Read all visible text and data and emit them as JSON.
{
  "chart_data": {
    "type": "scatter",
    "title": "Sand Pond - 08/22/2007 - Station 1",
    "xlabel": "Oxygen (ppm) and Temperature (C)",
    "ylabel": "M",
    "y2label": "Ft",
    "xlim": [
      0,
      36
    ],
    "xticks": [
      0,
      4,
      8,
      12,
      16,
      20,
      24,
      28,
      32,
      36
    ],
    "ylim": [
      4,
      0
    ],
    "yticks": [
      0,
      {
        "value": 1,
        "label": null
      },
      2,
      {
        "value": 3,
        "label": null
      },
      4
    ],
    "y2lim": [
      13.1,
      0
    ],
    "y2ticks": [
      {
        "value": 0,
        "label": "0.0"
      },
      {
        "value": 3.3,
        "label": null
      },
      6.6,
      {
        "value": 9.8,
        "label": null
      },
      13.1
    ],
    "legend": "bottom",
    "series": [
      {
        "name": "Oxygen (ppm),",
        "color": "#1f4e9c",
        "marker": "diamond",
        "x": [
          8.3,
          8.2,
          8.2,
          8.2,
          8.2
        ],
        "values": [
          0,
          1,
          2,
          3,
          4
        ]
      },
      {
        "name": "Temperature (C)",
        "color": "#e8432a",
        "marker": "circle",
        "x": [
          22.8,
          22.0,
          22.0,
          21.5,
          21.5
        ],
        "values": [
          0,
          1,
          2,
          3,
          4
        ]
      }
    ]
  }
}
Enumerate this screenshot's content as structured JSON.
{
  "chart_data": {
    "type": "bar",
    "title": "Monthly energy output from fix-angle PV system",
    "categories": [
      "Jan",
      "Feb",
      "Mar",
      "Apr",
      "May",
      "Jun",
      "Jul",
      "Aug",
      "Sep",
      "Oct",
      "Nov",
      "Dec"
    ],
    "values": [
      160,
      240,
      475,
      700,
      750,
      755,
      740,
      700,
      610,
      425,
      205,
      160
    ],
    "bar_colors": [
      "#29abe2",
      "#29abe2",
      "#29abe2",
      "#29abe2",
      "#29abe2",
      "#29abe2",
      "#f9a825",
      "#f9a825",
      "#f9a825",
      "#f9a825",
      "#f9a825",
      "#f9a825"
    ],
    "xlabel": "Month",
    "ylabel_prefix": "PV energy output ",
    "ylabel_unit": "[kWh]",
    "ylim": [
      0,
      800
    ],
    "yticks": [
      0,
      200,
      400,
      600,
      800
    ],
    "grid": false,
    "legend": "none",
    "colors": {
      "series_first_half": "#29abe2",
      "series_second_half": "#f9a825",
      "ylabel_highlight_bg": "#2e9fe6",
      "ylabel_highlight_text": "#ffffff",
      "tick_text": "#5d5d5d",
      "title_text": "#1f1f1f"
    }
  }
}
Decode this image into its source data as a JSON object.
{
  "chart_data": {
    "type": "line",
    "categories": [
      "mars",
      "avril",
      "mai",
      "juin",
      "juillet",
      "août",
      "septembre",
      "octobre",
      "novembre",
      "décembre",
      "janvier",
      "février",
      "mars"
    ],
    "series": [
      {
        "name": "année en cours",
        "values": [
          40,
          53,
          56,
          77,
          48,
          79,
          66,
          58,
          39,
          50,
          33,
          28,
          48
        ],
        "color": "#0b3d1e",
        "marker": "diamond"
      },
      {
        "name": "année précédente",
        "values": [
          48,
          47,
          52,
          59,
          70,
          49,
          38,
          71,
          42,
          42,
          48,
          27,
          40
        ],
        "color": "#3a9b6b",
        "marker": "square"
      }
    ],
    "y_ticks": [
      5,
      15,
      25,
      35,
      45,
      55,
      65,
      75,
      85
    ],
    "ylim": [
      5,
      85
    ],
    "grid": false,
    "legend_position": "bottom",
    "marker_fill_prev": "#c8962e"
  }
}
────────────────────
The request:
Report every line in the data above in which the word "xlabel" appears.

Expected output:
    "xlabel": "Oxygen (ppm) and Temperature (C)",
    "xlabel": "Month",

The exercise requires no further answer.